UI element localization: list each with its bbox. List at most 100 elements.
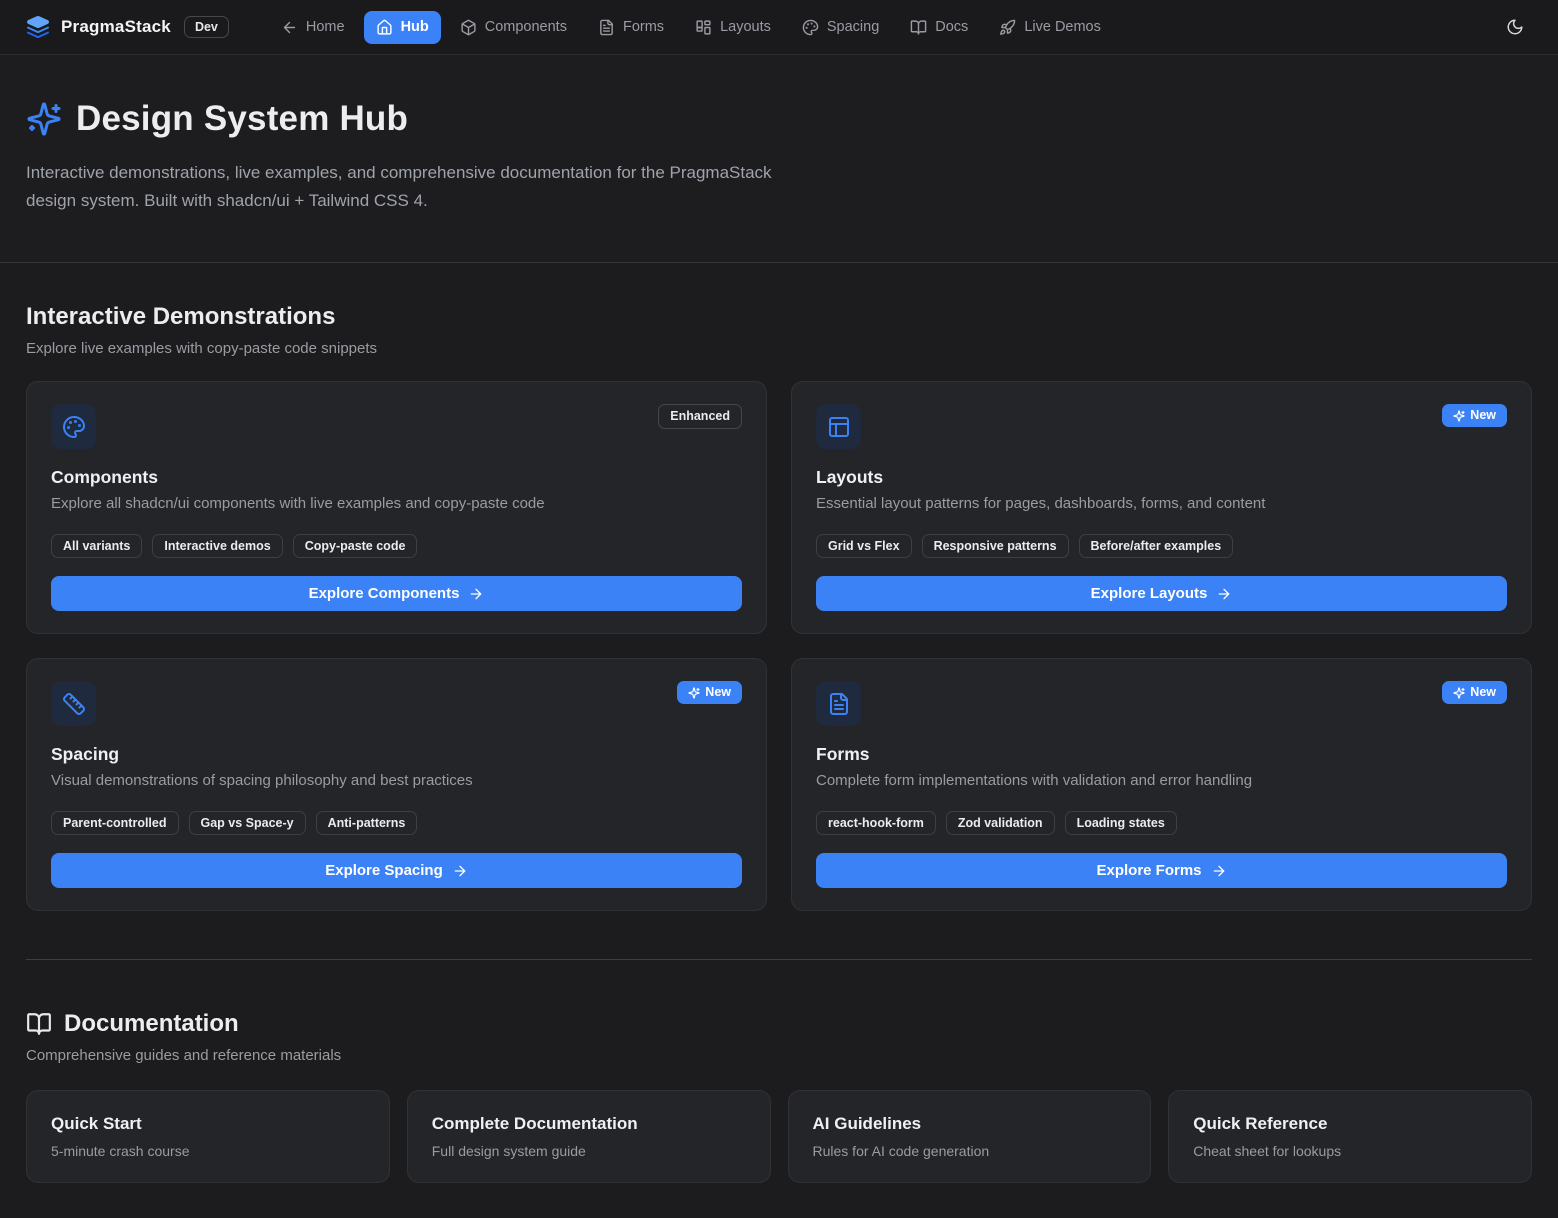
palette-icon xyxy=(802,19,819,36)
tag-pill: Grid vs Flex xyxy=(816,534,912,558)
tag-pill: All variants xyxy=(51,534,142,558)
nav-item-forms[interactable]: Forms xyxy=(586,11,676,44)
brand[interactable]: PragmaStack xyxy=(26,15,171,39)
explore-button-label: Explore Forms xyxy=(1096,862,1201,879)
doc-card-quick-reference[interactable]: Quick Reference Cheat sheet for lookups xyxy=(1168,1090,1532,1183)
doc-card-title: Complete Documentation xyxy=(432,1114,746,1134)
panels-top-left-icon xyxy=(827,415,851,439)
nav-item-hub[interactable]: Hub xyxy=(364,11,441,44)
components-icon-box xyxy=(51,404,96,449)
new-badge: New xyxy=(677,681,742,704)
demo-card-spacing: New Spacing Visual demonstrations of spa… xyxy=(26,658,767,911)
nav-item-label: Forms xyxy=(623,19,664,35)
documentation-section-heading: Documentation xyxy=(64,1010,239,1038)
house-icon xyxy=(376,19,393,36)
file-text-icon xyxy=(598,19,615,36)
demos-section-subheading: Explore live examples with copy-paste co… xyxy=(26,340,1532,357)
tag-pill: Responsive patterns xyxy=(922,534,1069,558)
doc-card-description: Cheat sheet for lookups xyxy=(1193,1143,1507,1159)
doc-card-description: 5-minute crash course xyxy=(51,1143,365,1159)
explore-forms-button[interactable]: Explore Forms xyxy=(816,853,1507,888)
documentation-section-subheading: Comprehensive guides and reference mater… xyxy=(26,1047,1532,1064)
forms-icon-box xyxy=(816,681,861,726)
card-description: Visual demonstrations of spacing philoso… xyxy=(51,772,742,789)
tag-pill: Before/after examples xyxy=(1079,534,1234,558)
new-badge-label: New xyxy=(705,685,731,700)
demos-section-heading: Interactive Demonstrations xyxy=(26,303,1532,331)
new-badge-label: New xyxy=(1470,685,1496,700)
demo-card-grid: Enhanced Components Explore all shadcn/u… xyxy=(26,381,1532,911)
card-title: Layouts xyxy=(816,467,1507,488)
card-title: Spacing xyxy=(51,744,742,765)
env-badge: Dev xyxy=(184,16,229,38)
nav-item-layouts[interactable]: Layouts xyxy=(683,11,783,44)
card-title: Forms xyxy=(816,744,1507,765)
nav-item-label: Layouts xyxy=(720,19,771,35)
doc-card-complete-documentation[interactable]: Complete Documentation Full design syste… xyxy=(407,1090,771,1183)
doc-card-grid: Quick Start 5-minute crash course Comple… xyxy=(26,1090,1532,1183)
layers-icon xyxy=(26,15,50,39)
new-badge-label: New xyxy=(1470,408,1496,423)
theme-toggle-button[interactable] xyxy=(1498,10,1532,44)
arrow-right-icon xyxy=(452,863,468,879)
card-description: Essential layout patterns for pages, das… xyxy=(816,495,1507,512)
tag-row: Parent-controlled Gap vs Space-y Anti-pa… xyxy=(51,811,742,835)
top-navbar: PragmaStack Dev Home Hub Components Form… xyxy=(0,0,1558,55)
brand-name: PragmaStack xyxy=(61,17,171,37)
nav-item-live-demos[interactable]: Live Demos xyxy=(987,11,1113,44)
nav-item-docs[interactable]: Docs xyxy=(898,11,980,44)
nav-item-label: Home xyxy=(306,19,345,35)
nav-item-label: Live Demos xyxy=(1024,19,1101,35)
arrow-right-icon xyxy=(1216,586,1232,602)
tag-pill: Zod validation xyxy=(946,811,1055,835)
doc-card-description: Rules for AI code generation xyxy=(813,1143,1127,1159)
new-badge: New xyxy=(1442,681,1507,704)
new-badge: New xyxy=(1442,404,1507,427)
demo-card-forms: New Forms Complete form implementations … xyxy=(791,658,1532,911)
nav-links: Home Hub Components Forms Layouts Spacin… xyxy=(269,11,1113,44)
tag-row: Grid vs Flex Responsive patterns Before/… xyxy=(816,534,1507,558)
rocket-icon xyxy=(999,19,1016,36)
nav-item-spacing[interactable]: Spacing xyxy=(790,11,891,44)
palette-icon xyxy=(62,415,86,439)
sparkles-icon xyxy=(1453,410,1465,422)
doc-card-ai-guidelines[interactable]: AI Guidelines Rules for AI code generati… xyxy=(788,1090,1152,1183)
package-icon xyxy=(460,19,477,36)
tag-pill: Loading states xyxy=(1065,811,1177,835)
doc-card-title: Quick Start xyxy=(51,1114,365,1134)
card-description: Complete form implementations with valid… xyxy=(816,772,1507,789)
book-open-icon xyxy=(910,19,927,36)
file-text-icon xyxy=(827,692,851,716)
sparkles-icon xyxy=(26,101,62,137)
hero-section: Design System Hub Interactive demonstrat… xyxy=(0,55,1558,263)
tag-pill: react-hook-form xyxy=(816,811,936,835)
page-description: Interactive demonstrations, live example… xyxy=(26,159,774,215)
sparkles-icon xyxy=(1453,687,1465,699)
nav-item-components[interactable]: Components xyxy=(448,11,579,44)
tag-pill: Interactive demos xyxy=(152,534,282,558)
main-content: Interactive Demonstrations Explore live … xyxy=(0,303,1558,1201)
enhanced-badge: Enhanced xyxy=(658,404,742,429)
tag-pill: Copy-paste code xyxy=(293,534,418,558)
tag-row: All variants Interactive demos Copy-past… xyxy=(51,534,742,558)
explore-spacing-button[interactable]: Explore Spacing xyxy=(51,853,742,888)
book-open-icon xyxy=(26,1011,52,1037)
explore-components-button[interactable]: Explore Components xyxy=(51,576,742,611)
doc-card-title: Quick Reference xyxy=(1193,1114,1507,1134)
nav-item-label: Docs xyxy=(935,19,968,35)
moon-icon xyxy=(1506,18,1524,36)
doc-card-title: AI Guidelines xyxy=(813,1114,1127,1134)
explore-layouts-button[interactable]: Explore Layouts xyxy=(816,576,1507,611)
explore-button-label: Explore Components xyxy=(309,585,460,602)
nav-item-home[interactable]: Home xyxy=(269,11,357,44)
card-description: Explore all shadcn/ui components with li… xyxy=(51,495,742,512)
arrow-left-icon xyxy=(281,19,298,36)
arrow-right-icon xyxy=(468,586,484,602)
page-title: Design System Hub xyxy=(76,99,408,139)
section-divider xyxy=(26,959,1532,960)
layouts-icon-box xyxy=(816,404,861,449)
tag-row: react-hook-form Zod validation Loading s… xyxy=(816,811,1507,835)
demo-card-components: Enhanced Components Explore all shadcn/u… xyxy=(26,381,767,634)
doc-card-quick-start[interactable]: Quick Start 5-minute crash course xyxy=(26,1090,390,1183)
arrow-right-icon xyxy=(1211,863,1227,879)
...
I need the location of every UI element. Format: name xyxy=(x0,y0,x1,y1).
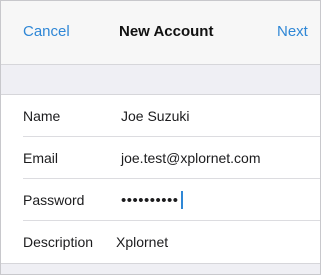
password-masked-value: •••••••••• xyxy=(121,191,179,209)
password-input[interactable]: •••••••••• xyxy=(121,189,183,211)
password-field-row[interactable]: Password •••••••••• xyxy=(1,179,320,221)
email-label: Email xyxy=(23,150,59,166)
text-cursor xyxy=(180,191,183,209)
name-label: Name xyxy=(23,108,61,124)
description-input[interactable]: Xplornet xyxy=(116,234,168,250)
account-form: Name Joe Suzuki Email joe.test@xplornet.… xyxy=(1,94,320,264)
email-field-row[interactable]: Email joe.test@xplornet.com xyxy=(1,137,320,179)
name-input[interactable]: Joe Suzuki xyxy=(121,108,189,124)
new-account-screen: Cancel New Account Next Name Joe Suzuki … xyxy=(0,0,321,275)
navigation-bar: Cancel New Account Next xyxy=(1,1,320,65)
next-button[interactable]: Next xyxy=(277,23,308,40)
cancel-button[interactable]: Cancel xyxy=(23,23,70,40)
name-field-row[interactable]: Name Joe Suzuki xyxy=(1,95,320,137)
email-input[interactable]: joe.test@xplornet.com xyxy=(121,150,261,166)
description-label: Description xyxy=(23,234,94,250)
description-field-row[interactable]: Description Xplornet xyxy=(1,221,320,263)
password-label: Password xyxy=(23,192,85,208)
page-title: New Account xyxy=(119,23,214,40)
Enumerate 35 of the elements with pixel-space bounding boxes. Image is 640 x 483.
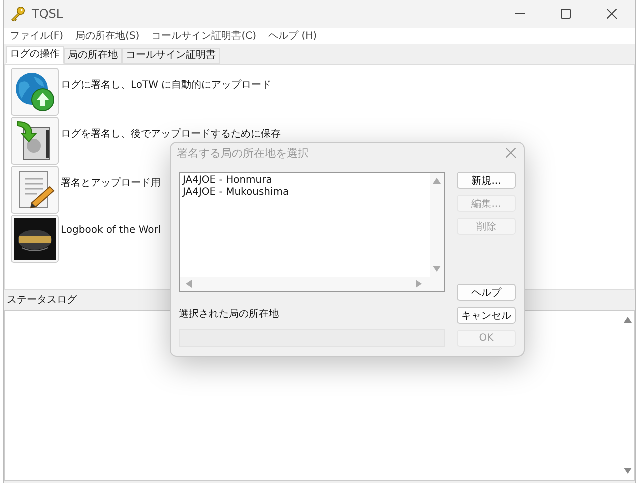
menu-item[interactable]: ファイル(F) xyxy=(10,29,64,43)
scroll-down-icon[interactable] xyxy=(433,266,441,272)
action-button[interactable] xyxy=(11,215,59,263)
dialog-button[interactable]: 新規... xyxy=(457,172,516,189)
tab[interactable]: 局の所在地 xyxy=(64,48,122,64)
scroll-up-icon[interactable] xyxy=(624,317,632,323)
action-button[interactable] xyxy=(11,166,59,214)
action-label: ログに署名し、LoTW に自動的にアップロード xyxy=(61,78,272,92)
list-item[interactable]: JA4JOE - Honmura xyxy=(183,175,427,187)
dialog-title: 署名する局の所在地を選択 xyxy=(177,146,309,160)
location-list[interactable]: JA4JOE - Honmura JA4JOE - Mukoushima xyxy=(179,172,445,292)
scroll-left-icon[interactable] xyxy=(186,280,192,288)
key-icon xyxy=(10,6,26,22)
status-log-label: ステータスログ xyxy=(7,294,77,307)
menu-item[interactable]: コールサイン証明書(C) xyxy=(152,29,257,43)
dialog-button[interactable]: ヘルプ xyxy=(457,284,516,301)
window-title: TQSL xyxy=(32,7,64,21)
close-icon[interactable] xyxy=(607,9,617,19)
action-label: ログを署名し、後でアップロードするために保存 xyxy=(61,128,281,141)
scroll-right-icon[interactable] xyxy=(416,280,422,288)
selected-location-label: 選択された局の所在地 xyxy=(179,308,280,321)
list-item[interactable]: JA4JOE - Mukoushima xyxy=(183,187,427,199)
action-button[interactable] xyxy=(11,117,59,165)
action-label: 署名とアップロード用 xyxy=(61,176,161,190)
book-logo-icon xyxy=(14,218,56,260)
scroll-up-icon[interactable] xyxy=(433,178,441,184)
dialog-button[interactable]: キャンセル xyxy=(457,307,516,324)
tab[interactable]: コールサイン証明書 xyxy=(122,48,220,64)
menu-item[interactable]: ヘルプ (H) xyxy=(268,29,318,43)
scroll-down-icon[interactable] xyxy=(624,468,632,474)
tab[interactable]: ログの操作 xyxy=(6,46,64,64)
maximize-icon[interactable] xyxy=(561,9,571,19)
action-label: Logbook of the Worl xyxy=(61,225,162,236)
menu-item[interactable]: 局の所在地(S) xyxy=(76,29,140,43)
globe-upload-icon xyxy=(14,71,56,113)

[Goal]
Identify every row above that contains the string "left", matching case exactly, and copy each of those rows in full.

[Answer for the task]
panels-top-left-icon xyxy=(827,415,851,439)
arrow-left-icon xyxy=(281,19,298,36)
scroll-left-icon[interactable] xyxy=(186,280,192,288)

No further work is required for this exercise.